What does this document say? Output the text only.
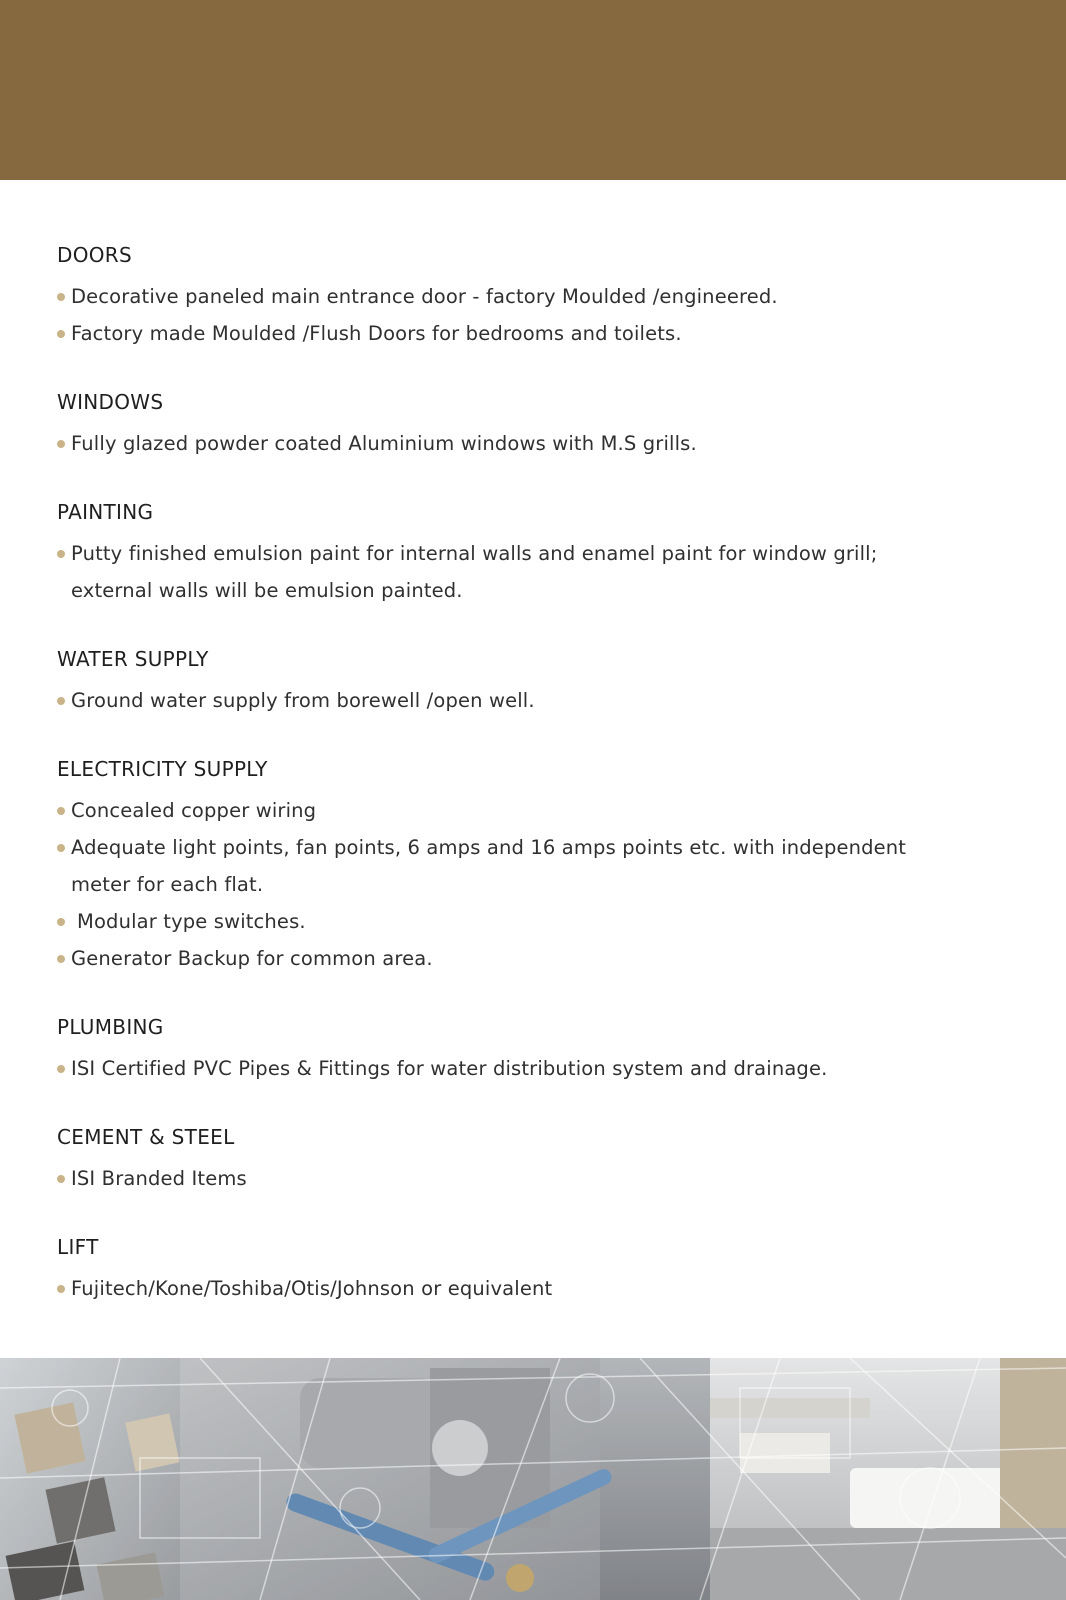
DOORS

Decorative paneled main entrance door - factory Moulded /engineered.

Factory made Moulded /Flush Doors for bedrooms and toilets.

WINDOWS

Fully glazed powder coated Aluminium windows with M.S grills.

PAINTING

Putty finished emulsion paint for internal walls and enamel paint for window grill; external walls will be emulsion painted.

WATER SUPPLY

Ground water supply from borewell /open well.

ELECTRICITY SUPPLY

Concealed copper wiring

Adequate light points, fan points, 6 amps and 16 amps points etc. with independent meter for each flat.

Modular type switches.

Generator Backup for common area.

PLUMBING

ISI Certified PVC Pipes & Fittings for water distribution system and drainage.

CEMENT & STEEL

ISI Branded Items

LIFT

Fujitech/Kone/Toshiba/Otis/Johnson or equivalent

JOB >>
Write out again every line above exactly as given; the pictures do not belong in the copy.

COMPLETE OUTPUT >>
What does this document say? Output the text only.
DOORS

Decorative paneled main entrance door - factory Moulded /engineered.

Factory made Moulded /Flush Doors for bedrooms and toilets.

WINDOWS

Fully glazed powder coated Aluminium windows with M.S grills.

PAINTING

Putty finished emulsion paint for internal walls and enamel paint for window grill; external walls will be emulsion painted.

WATER SUPPLY

Ground water supply from borewell /open well.

ELECTRICITY SUPPLY

Concealed copper wiring

Adequate light points, fan points, 6 amps and 16 amps points etc. with independent meter for each flat.

Modular type switches.

Generator Backup for common area.

PLUMBING

ISI Certified PVC Pipes & Fittings for water distribution system and drainage.

CEMENT & STEEL

ISI Branded Items

LIFT

Fujitech/Kone/Toshiba/Otis/Johnson or equivalent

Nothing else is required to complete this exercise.